**Indicaciones del ejercicio:** Vuelve a escribir sin cambios el tramo de entradas que va desde la línea que contiene "- table-cell: 21.85: [294, 821, 415, 907]" hasta la que contiene "- womens-size-header: M: [414, 424, 537, 515]", ambas incluidas.

**Entradas extraídas:**
----------

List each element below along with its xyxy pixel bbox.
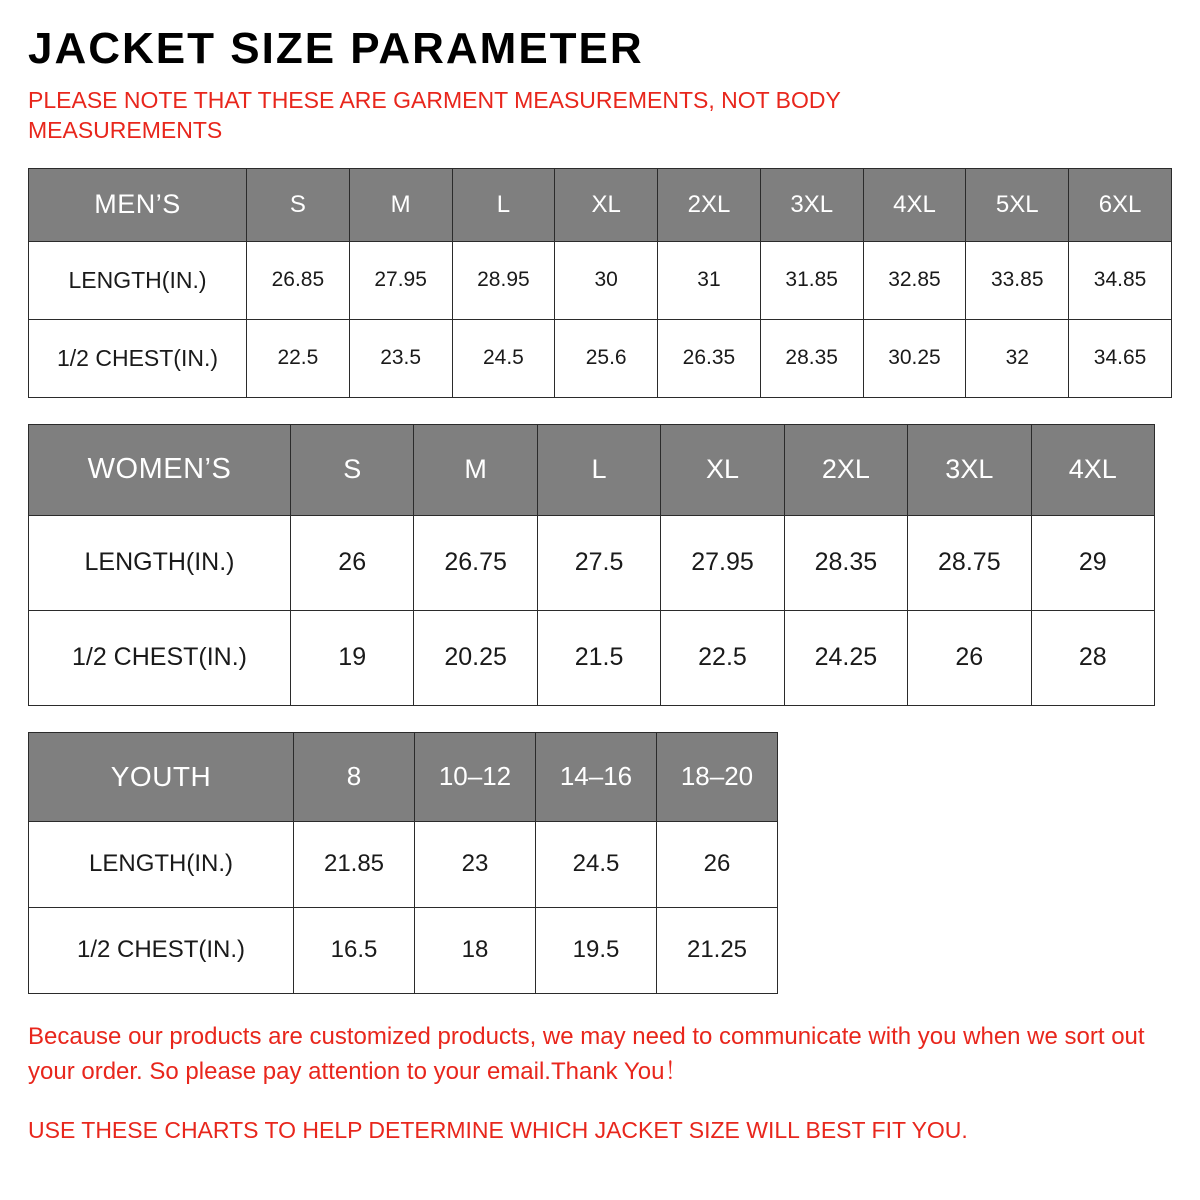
- table-cell: 21.85: [294, 821, 415, 907]
- table-cell: 28.75: [908, 515, 1031, 610]
- table-cell: 24.5: [536, 821, 657, 907]
- table-row: [29, 241, 1172, 319]
- womens-size-header: 3XL: [908, 424, 1031, 515]
- mens-header-label: MEN’S: [29, 168, 247, 241]
- table-cell: 19.5: [536, 907, 657, 993]
- womens-size-header: XL: [661, 424, 784, 515]
- row-label: LENGTH(IN.): [29, 515, 291, 610]
- table-cell: 34.65: [1069, 319, 1172, 397]
- youth-header-label: YOUTH: [29, 732, 294, 821]
- table-cell: 23.5: [349, 319, 452, 397]
- table-row: [29, 319, 1172, 397]
- table-cell: 34.85: [1069, 241, 1172, 319]
- table-cell: 24.25: [784, 610, 907, 705]
- table-cell: 21.5: [537, 610, 660, 705]
- row-label: LENGTH(IN.): [29, 821, 294, 907]
- table-cell: 27.5: [537, 515, 660, 610]
- youth-size-header: 8: [294, 732, 415, 821]
- table-cell: 22.5: [661, 610, 784, 705]
- table-cell: 16.5: [294, 907, 415, 993]
- womens-size-header: M: [414, 424, 537, 515]
- table-cell: 26.35: [658, 319, 761, 397]
- mens-size-table: [28, 168, 1172, 398]
- table-cell: 28.35: [784, 515, 907, 610]
- table-header-row: [29, 732, 778, 821]
- table-cell: 25.6: [555, 319, 658, 397]
- table-header-row: [29, 424, 1155, 515]
- table-cell: 26: [908, 610, 1031, 705]
- chart-usage-note: USE THESE CHARTS TO HELP DETERMINE WHICH JACKET SIZE WILL BEST FIT YOU.: [28, 1116, 968, 1143]
- mens-size-header: 6XL: [1069, 168, 1172, 241]
- table-cell: 28.95: [452, 241, 555, 319]
- womens-size-header: S: [291, 424, 414, 515]
- mens-size-header: L: [452, 168, 555, 241]
- table-cell: 27.95: [661, 515, 784, 610]
- table-cell: 21.25: [657, 907, 778, 993]
- row-label: 1/2 CHEST(IN.): [29, 319, 247, 397]
- mens-size-header: 4XL: [863, 168, 966, 241]
- table-cell: 32: [966, 319, 1069, 397]
- table-row: [29, 610, 1155, 705]
- table-row: [29, 821, 778, 907]
- table-cell: 20.25: [414, 610, 537, 705]
- table-cell: 31.85: [760, 241, 863, 319]
- womens-size-header: L: [537, 424, 660, 515]
- table-cell: 22.5: [247, 319, 350, 397]
- table-row: [29, 907, 778, 993]
- table-row: [29, 515, 1155, 610]
- table-cell: 23: [415, 821, 536, 907]
- table-cell: 31: [658, 241, 761, 319]
- row-label: LENGTH(IN.): [29, 241, 247, 319]
- table-cell: 32.85: [863, 241, 966, 319]
- womens-header-label: WOMEN’S: [29, 424, 291, 515]
- youth-size-table: [28, 732, 778, 994]
- table-cell: 30: [555, 241, 658, 319]
- mens-size-header: XL: [555, 168, 658, 241]
- mens-size-header: M: [349, 168, 452, 241]
- youth-size-header: 10–12: [415, 732, 536, 821]
- table-cell: 26: [291, 515, 414, 610]
- mens-size-header: S: [247, 168, 350, 241]
- mens-size-header: 2XL: [658, 168, 761, 241]
- row-label: 1/2 CHEST(IN.): [29, 907, 294, 993]
- table-cell: 28.35: [760, 319, 863, 397]
- table-cell: 26.85: [247, 241, 350, 319]
- table-cell: 30.25: [863, 319, 966, 397]
- table-cell: 26.75: [414, 515, 537, 610]
- table-cell: 29: [1031, 515, 1154, 610]
- womens-size-table: [28, 424, 1155, 706]
- table-cell: 28: [1031, 610, 1154, 705]
- table-cell: 27.95: [349, 241, 452, 319]
- table-cell: 26: [657, 821, 778, 907]
- row-label: 1/2 CHEST(IN.): [29, 610, 291, 705]
- womens-size-header: 2XL: [784, 424, 907, 515]
- garment-measurement-note: PLEASE NOTE THAT THESE ARE GARMENT MEASUREMENTS, NOT BODY MEASUREMENTS: [28, 87, 841, 144]
- womens-size-header: 4XL: [1031, 424, 1154, 515]
- customization-note: Because our products are customized products, we may need to communicate with you when we sort out your order. So please pay attention to your email.Thank You！: [28, 1022, 1145, 1085]
- table-cell: 18: [415, 907, 536, 993]
- mens-size-header: 3XL: [760, 168, 863, 241]
- youth-size-header: 18–20: [657, 732, 778, 821]
- youth-size-header: 14–16: [536, 732, 657, 821]
- table-header-row: [29, 168, 1172, 241]
- mens-size-header: 5XL: [966, 168, 1069, 241]
- table-cell: 33.85: [966, 241, 1069, 319]
- table-cell: 24.5: [452, 319, 555, 397]
- table-cell: 19: [291, 610, 414, 705]
- page-title: JACKET SIZE PARAMETER: [28, 24, 644, 73]
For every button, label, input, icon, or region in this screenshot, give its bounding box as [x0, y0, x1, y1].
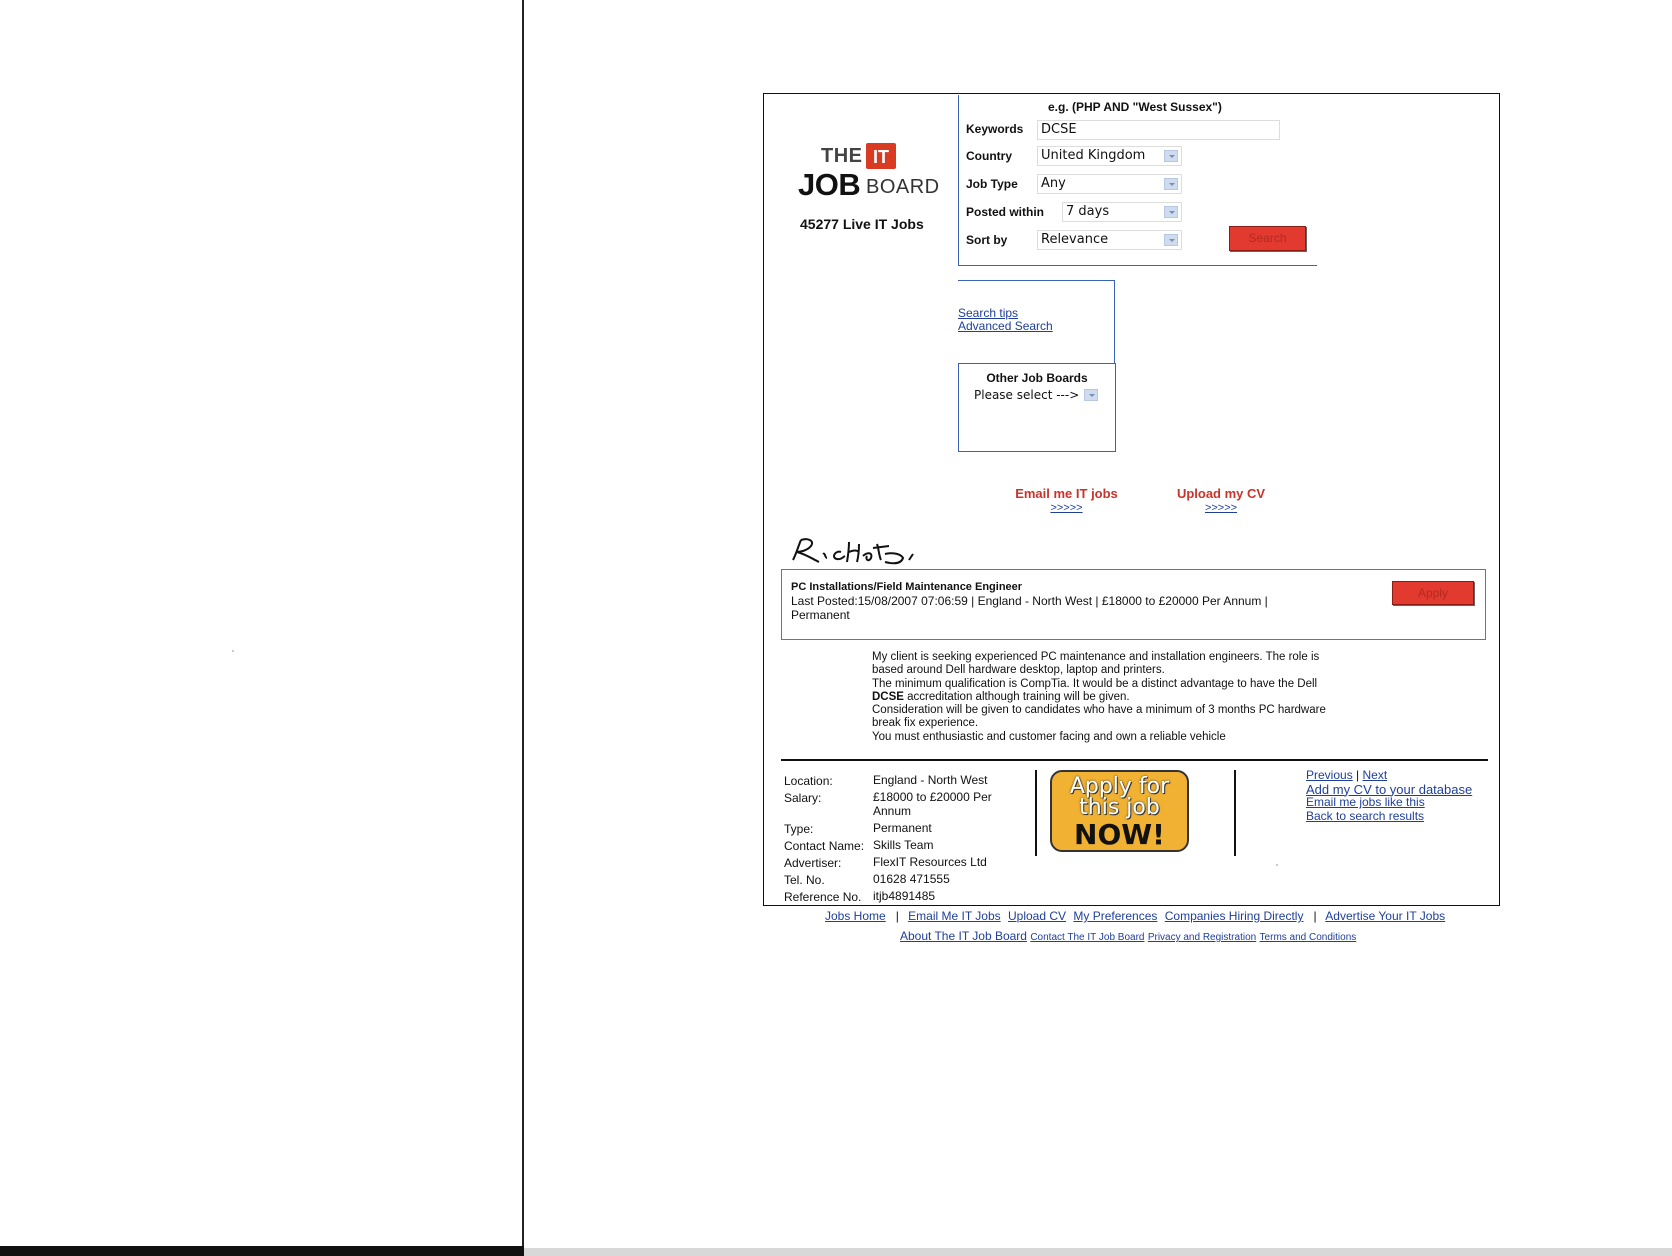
divider-vertical: [1234, 770, 1236, 856]
job-description: [872, 651, 1352, 744]
footer-separator: |: [895, 909, 899, 923]
footer-separator: |: [1313, 909, 1317, 923]
posted-within-label: Posted within: [966, 205, 1044, 219]
other-job-boards-title: Other Job Boards: [986, 371, 1088, 385]
upload-cv-link[interactable]: [1175, 486, 1267, 514]
description-text: The minimum qualification is CompTia. It would be a distinct advantage to have the Dell: [872, 677, 1318, 690]
detail-value: itjb4891485: [873, 889, 936, 903]
detail-value: England - North West: [873, 773, 988, 787]
posted-within-select[interactable]: [1062, 202, 1182, 222]
detail-label: Location:: [784, 774, 833, 788]
detail-label: Reference No.: [784, 890, 862, 904]
detail-label: Advertiser:: [784, 856, 842, 870]
advanced-search-link[interactable]: Advanced Search: [958, 319, 1053, 333]
footer-privacy-link[interactable]: Privacy and Registration: [1147, 932, 1257, 943]
description-line: Consideration will be given to candidates who have a minimum of 3 months PC hardware break fix experience.: [872, 704, 1326, 730]
live-jobs-count: 45277 Live IT Jobs: [800, 216, 924, 232]
other-job-boards-value: Please select --->: [974, 388, 1080, 402]
job-title[interactable]: PC Installations/Field Maintenance Engineer: [791, 581, 1023, 593]
scan-edge: [0, 1246, 524, 1256]
apply-now-button[interactable]: [1050, 770, 1189, 852]
country-value: United Kingdom: [1041, 148, 1146, 163]
other-job-boards-box: [958, 363, 1116, 452]
footer-about-link[interactable]: About The IT Job Board: [900, 929, 1027, 943]
divider-vertical: [1035, 770, 1037, 856]
chevron-down-icon: [1084, 389, 1098, 401]
scan-speck: [232, 650, 234, 652]
description-line: [872, 678, 1352, 705]
footer-advertise-link[interactable]: Advertise Your IT Jobs: [1325, 909, 1446, 923]
job-meta: Last Posted:15/08/2007 07:06:59 | England - North West | £18000 to £20000 Per Annum | Permanent: [791, 594, 1268, 622]
footer-preferences-link[interactable]: My Preferences: [1073, 909, 1158, 923]
email-jobs-like-link[interactable]: Email me jobs like this: [1306, 795, 1425, 809]
logo-it: IT: [866, 143, 896, 169]
apply-now-text: this job: [1079, 795, 1160, 820]
previous-link[interactable]: Previous: [1306, 768, 1353, 782]
detail-label: Type:: [784, 822, 814, 836]
description-bold: DCSE: [872, 690, 904, 703]
description-line: My client is seeking experienced PC maintenance and installation engineers. The role is based around Dell hardware desktop, laptop and printers.: [872, 651, 1320, 677]
search-tips-link[interactable]: Search tips: [958, 306, 1019, 320]
logo-job: JOB: [798, 167, 861, 202]
chevron-down-icon: [1164, 178, 1178, 190]
email-arrows-link[interactable]: >>>>>: [1050, 502, 1083, 514]
detail-value: £18000 to £20000 Per Annum: [873, 790, 992, 818]
sort-by-value: Relevance: [1041, 232, 1109, 247]
divider: [781, 759, 1488, 761]
chevron-down-icon: [1164, 206, 1178, 218]
footer-companies-link[interactable]: Companies Hiring Directly: [1164, 909, 1304, 923]
keywords-label: Keywords: [966, 122, 1024, 136]
chevron-down-icon: [1164, 150, 1178, 162]
job-summary-box: [781, 569, 1486, 640]
detail-value: Skills Team: [873, 838, 934, 852]
pipe-separator: |: [1356, 768, 1360, 782]
sort-by-label: Sort by: [966, 233, 1008, 247]
chevron-down-icon: [1164, 234, 1178, 246]
search-links-box: [958, 280, 1115, 363]
search-hint: e.g. (PHP AND "West Sussex"): [1048, 100, 1222, 114]
next-link[interactable]: Next: [1362, 768, 1388, 782]
site-logo[interactable]: [798, 145, 940, 205]
search-button[interactable]: Search: [1229, 226, 1306, 251]
posted-within-value: 7 days: [1066, 204, 1110, 219]
detail-label: Tel. No.: [784, 873, 825, 887]
detail-value: Permanent: [873, 821, 932, 835]
keywords-input[interactable]: [1037, 120, 1280, 140]
email-me-jobs-label: Email me IT jobs: [1015, 486, 1118, 501]
footer-email-jobs-link[interactable]: Email Me IT Jobs: [908, 909, 1001, 923]
apply-now-text: Apply for: [1069, 774, 1170, 799]
scan-edge-gray: [524, 1248, 1672, 1256]
footer-contact-link[interactable]: Contact The IT Job Board: [1030, 932, 1145, 943]
country-select[interactable]: [1037, 146, 1182, 166]
jobtype-select[interactable]: [1037, 174, 1182, 194]
add-cv-link[interactable]: Add my CV to your database: [1306, 781, 1473, 797]
sort-by-select[interactable]: [1037, 230, 1182, 250]
other-job-boards-select[interactable]: [974, 386, 1104, 404]
footer-terms-link[interactable]: Terms and Conditions: [1259, 932, 1357, 943]
apply-now-line3: NOW!: [1074, 818, 1165, 851]
keywords-value: DCSE: [1041, 122, 1077, 137]
detail-value: 01628 471555: [873, 872, 950, 886]
detail-label: Salary:: [784, 791, 822, 805]
description-line: You must enthusiastic and customer facing and own a reliable vehicle: [872, 730, 1226, 743]
footer-secondary: [900, 929, 1356, 943]
detail-label: Contact Name:: [784, 839, 865, 853]
footer-nav: [825, 909, 1449, 923]
job-nav-links: [1306, 769, 1472, 823]
upload-arrows-link[interactable]: >>>>>: [1204, 502, 1238, 514]
email-me-jobs-link[interactable]: [1015, 486, 1118, 514]
detail-value: FlexIT Resources Ltd: [873, 855, 987, 869]
left-blank-page: [0, 0, 524, 1246]
prev-next-row: [1306, 769, 1472, 783]
apply-now-line1: [1052, 776, 1187, 818]
jobtype-label: Job Type: [966, 177, 1018, 191]
logo-board: BOARD: [866, 176, 940, 198]
logo-the: THE: [821, 145, 863, 167]
description-text: accreditation although training will be given.: [903, 690, 1130, 703]
apply-button[interactable]: Apply: [1392, 581, 1474, 605]
footer-jobs-home-link[interactable]: Jobs Home: [825, 909, 886, 923]
back-to-results-link[interactable]: Back to search results: [1306, 808, 1425, 823]
footer-upload-cv-link[interactable]: Upload CV: [1008, 909, 1067, 923]
country-label: Country: [966, 149, 1012, 163]
upload-cv-label: Upload my CV: [1176, 486, 1266, 501]
jobtype-value: Any: [1041, 176, 1066, 191]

----------

**Respuesta:**
- table-cell: 21.85: [294, 821, 415, 907]
- table-cell: 28.75: [908, 515, 1031, 610]
- table-cell: 24.5: [536, 821, 657, 907]
- table-row: [29, 241, 1172, 319]
- womens-size-header: 3XL: [908, 424, 1031, 515]
- mens-header-label: MEN’S: [29, 168, 247, 241]
- table-cell: 19.5: [536, 907, 657, 993]
- womens-size-header: XL: [661, 424, 784, 515]
- row-label: LENGTH(IN.): [29, 515, 291, 610]
- table-cell: 34.65: [1069, 319, 1172, 397]
- youth-header-label: YOUTH: [29, 732, 294, 821]
- table-cell: 23.5: [349, 319, 452, 397]
- table-row: [29, 319, 1172, 397]
- table-cell: 34.85: [1069, 241, 1172, 319]
- table-cell: 24.25: [784, 610, 907, 705]
- table-cell: 21.5: [537, 610, 660, 705]
- row-label: LENGTH(IN.): [29, 821, 294, 907]
- table-cell: 27.5: [537, 515, 660, 610]
- youth-size-header: 8: [294, 732, 415, 821]
- table-cell: 22.5: [661, 610, 784, 705]
- table-cell: 16.5: [294, 907, 415, 993]
- womens-size-header: M: [414, 424, 537, 515]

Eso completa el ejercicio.